PROBLEM REQUIREMENTS -
Quote the entries word for word. Omit the pictures.

Saved entries -
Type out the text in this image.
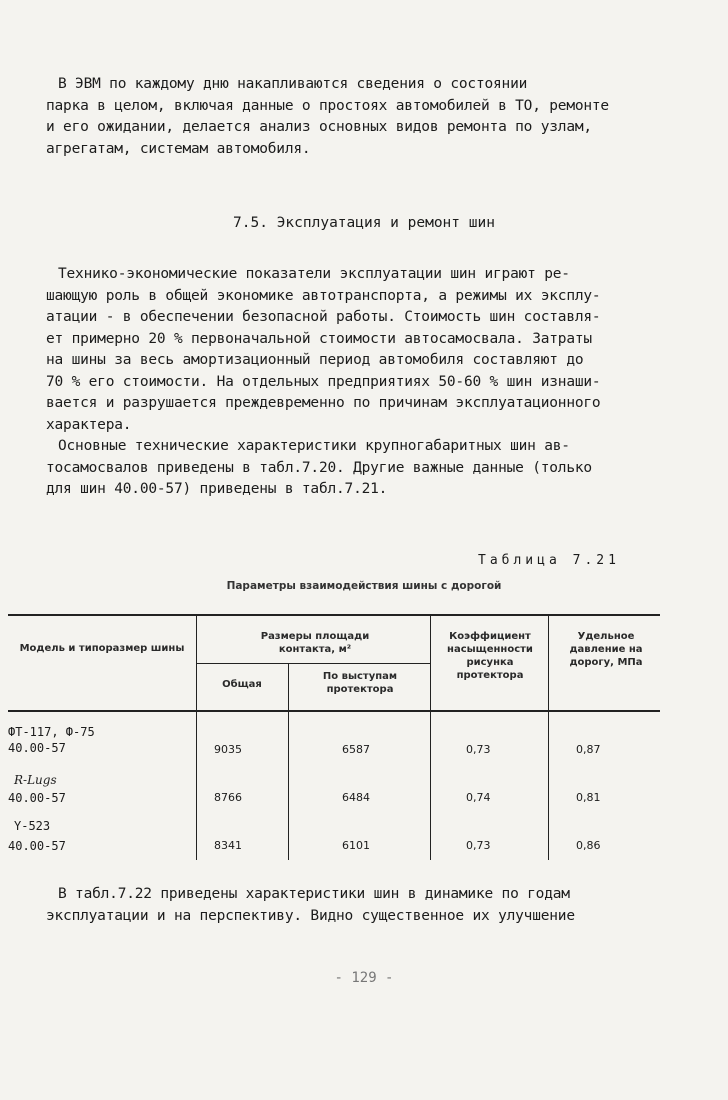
В ЭВМ по каждому дню накапливаются сведения о состоянии
парка в целом, включая данные о простоях автомобилей в ТО, ремонте
и его ожидании, делается анализ основных видов ремонта по узлам,
агрегатам, системам автомобиля.
7.5. Эксплуатация и ремонт шин
Технико-экономические показатели эксплуатации шин играют ре-
шающую роль в общей экономике автотранспорта, а режимы их эксплу-
атации - в обеспечении безопасной работы. Стоимость шин составля-
ет примерно 20 % первоначальной стоимости автосамосвала. Затраты
на шины за весь амортизационный период автомобиля составляют до
70 % его стоимости. На отдельных предприятиях 50-60 % шин изнаши-
вается и разрушается преждевременно по причинам эксплуатационного
характера.
Основные технические характеристики крупногабаритных шин ав-
тосамосвалов приведены в табл.7.20. Другие важные данные (только
для шин 40.00-57) приведены в табл.7.21.
Таблица 7.21
Параметры взаимодействия шины с дорогой
Модель и типоразмер шины
Размеры площади контакта, м²
Общая
По выступам протектора
Коэффициент насыщенности рисунка протектора
Удельное давление на дорогу, МПа
ФТ-117, Ф-75
40.00-57	9035	6587	0,73	0,87
R-Lugs
40.00-57	8766	6484	0,74	0,81
Y-523
40.00-57	8341	6101	0,73	0,86
В табл.7.22 приведены характеристики шин в динамике по годам
эксплуатации и на перспективу. Видно существенное их улучшение
- 129 -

RESPONSE -
Type out the text in this image.
В ЭВМ по каждому дню накапливаются сведения о состоянии
парка в целом, включая данные о простоях автомобилей в ТО, ремонте
и его ожидании, делается анализ основных видов ремонта по узлам,
агрегатам, системам автомобиля.
7.5. Эксплуатация и ремонт шин
Технико-экономические показатели эксплуатации шин играют ре-
шающую роль в общей экономике автотранспорта, а режимы их эксплу-
атации - в обеспечении безопасной работы. Стоимость шин составля-
ет примерно 20 % первоначальной стоимости автосамосвала. Затраты
на шины за весь амортизационный период автомобиля составляют до
70 % его стоимости. На отдельных предприятиях 50-60 % шин изнаши-
вается и разрушается преждевременно по причинам эксплуатационного
характера.
Основные технические характеристики крупногабаритных шин ав-
тосамосвалов приведены в табл.7.20. Другие важные данные (только
для шин 40.00-57) приведены в табл.7.21.
Таблица 7.21
Параметры взаимодействия шины с дорогой
Модель и типоразмер шины
Размеры площади контакта, м²
Общая
По выступам протектора
Коэффициент насыщенности рисунка протектора
Удельное давление на дорогу, МПа
ФТ-117, Ф-75
40.00-57	9035	6587	0,73	0,87
R-Lugs
40.00-57	8766	6484	0,74	0,81
Y-523
40.00-57	8341	6101	0,73	0,86
В табл.7.22 приведены характеристики шин в динамике по годам
эксплуатации и на перспективу. Видно существенное их улучшение
- 129 -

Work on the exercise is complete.